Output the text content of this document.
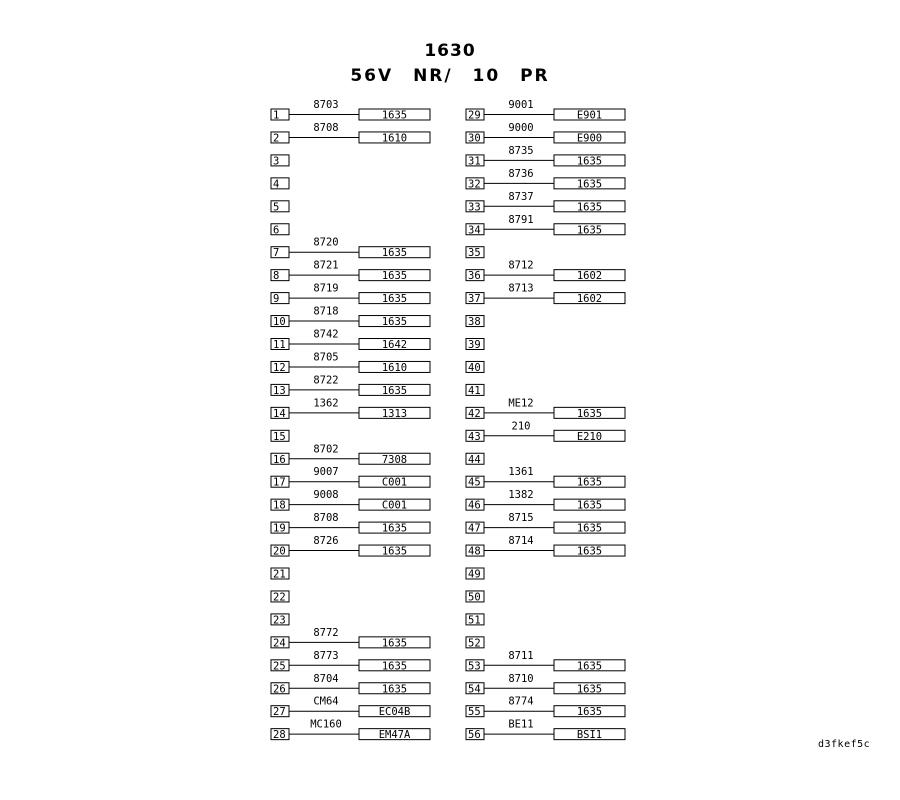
1630
56V NR/ 10 PR
1
8703
1635
2
8708
1610
3
4
5
6
7
8720
1635
8
8721
1635
9
8719
1635
10
8718
1635
11
8742
1642
12
8705
1610
13
8722
1635
14
1362
1313
15
16
8702
7308
17
9007
C001
18
9008
C001
19
8708
1635
20
8726
1635
21
22
23
24
8772
1635
25
8773
1635
26
8704
1635
27
CM64
EC04B
28
MC160
EM47A
29
9001
E901
30
9000
E900
31
8735
1635
32
8736
1635
33
8737
1635
34
8791
1635
35
36
8712
1602
37
8713
1602
38
39
40
41
42
ME12
1635
43
210
E210
44
45
1361
1635
46
1382
1635
47
8715
1635
48
8714
1635
49
50
51
52
53
8711
1635
54
8710
1635
55
8774
1635
56
BE11
BSI1
d3fkef5c
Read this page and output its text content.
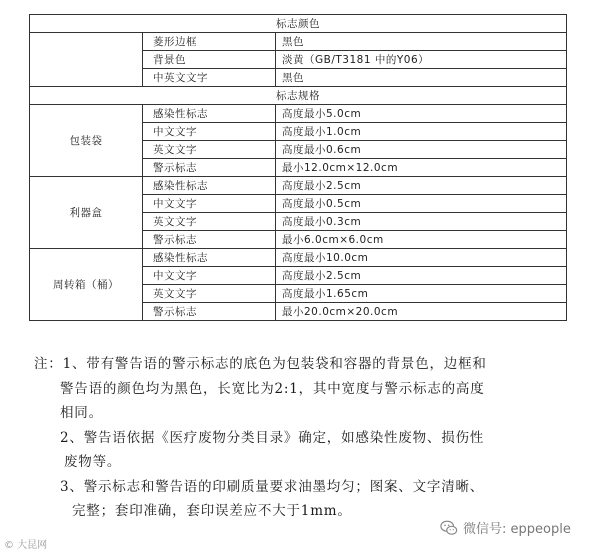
标志颜色		
	菱形边框	黑色
	背景色	淡黄（GB/T3181 中的Y06）
	中英文文字	黑色
标志规格		
包装袋	感染性标志	高度最小5.0cm
	中文文字	高度最小1.0cm
	英文文字	高度最小0.6cm
	警示标志	最小12.0cm×12.0cm
利器盒	感染性标志	高度最小2.5cm
	中文文字	高度最小0.5cm
	英文文字	高度最小0.3cm
	警示标志	最小6.0cm×6.0cm
周转箱（桶）	感染性标志	高度最小10.0cm
	中文文字	高度最小2.5cm
	英文文字	高度最小1.65cm
	警示标志	最小20.0cm×20.0cm
注：1、带有警告语的警示标志的底色为包装袋和容器的背景色，边框和
警告语的颜色均为黑色，长宽比为2:1，其中宽度与警示标志的高度
相同。
2、警告语依据《医疗废物分类目录》确定，如感染性废物、损伤性
废物等。
3、警示标志和警告语的印刷质量要求油墨均匀；图案、文字清晰、
完整；套印准确，套印误差应不大于1mm。
© 大昆网
微信号: eppeople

#### WHAT THE TASK REQUIRES
Every line above should be returned exactly; the pictures stay out.

#### WRITTEN SOLUTION
Output the text content of this document.
1630
56V NR/ 10 PR
1
8703
1635
2
8708
1610
3
4
5
6
7
8720
1635
8
8721
1635
9
8719
1635
10
8718
1635
11
8742
1642
12
8705
1610
13
8722
1635
14
1362
1313
15
16
8702
7308
17
9007
C001
18
9008
C001
19
8708
1635
20
8726
1635
21
22
23
24
8772
1635
25
8773
1635
26
8704
1635
27
CM64
EC04B
28
MC160
EM47A
29
9001
E901
30
9000
E900
31
8735
1635
32
8736
1635
33
8737
1635
34
8791
1635
35
36
8712
1602
37
8713
1602
38
39
40
41
42
ME12
1635
43
210
E210
44
45
1361
1635
46
1382
1635
47
8715
1635
48
8714
1635
49
50
51
52
53
8711
1635
54
8710
1635
55
8774
1635
56
BE11
BSI1
d3fkef5c
Read this page and output its text content.
标志颜色		
	菱形边框	黑色
	背景色	淡黄（GB/T3181 中的Y06）
	中英文文字	黑色
标志规格		
包装袋	感染性标志	高度最小5.0cm
	中文文字	高度最小1.0cm
	英文文字	高度最小0.6cm
	警示标志	最小12.0cm×12.0cm
利器盒	感染性标志	高度最小2.5cm
	中文文字	高度最小0.5cm
	英文文字	高度最小0.3cm
	警示标志	最小6.0cm×6.0cm
周转箱（桶）	感染性标志	高度最小10.0cm
	中文文字	高度最小2.5cm
	英文文字	高度最小1.65cm
	警示标志	最小20.0cm×20.0cm
注：1、带有警告语的警示标志的底色为包装袋和容器的背景色，边框和
警告语的颜色均为黑色，长宽比为2:1，其中宽度与警示标志的高度
相同。
2、警告语依据《医疗废物分类目录》确定，如感染性废物、损伤性
废物等。
3、警示标志和警告语的印刷质量要求油墨均匀；图案、文字清晰、
完整；套印准确，套印误差应不大于1mm。
© 大昆网
微信号: eppeople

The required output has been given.